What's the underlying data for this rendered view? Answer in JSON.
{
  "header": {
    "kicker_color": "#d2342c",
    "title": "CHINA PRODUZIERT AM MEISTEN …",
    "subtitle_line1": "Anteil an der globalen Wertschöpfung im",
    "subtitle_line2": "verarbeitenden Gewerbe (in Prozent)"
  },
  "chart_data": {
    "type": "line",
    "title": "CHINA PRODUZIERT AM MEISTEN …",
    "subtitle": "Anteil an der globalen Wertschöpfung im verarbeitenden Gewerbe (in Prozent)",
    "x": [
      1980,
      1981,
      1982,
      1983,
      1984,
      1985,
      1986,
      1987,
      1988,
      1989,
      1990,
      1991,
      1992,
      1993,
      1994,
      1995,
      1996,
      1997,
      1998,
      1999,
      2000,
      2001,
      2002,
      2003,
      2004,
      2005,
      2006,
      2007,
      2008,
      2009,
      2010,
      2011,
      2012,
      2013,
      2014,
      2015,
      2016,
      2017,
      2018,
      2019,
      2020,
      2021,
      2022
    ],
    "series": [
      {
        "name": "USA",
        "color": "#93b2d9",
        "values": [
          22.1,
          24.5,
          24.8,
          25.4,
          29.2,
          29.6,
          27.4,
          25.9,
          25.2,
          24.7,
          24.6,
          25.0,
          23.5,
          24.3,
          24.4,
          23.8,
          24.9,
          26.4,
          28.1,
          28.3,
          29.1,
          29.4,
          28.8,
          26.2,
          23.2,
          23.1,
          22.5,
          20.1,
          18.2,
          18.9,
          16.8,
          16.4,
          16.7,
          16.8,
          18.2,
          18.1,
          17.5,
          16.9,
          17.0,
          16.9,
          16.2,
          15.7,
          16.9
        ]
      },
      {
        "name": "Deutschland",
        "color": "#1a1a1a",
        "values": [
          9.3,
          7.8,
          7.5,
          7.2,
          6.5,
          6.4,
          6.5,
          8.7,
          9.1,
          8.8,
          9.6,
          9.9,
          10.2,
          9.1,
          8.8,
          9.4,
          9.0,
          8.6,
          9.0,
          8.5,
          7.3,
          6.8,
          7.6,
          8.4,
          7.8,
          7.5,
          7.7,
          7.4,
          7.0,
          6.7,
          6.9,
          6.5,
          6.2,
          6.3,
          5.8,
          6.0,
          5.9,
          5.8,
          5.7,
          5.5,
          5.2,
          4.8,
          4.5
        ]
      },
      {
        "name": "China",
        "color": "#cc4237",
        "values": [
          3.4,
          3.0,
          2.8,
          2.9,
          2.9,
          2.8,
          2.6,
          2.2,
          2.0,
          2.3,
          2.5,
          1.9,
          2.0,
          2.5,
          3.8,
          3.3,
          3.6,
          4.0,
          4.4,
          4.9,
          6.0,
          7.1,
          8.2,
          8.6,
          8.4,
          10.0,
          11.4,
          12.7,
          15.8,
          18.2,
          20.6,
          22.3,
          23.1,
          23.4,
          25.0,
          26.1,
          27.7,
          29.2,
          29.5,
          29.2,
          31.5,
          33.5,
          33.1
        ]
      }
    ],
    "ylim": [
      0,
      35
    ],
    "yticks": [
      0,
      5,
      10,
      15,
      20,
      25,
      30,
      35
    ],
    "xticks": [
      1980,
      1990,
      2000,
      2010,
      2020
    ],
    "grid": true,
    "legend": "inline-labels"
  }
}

————————

▸ Aim: Filter the listing above for the string "globalen" and copy every matching line.

▸ Finished exercise:
    "subtitle_line1": "Anteil an der globalen Wertschöpfung im",
    "subtitle": "Anteil an der globalen Wertschöpfung im verarbeitenden Gewerbe (in Prozent)",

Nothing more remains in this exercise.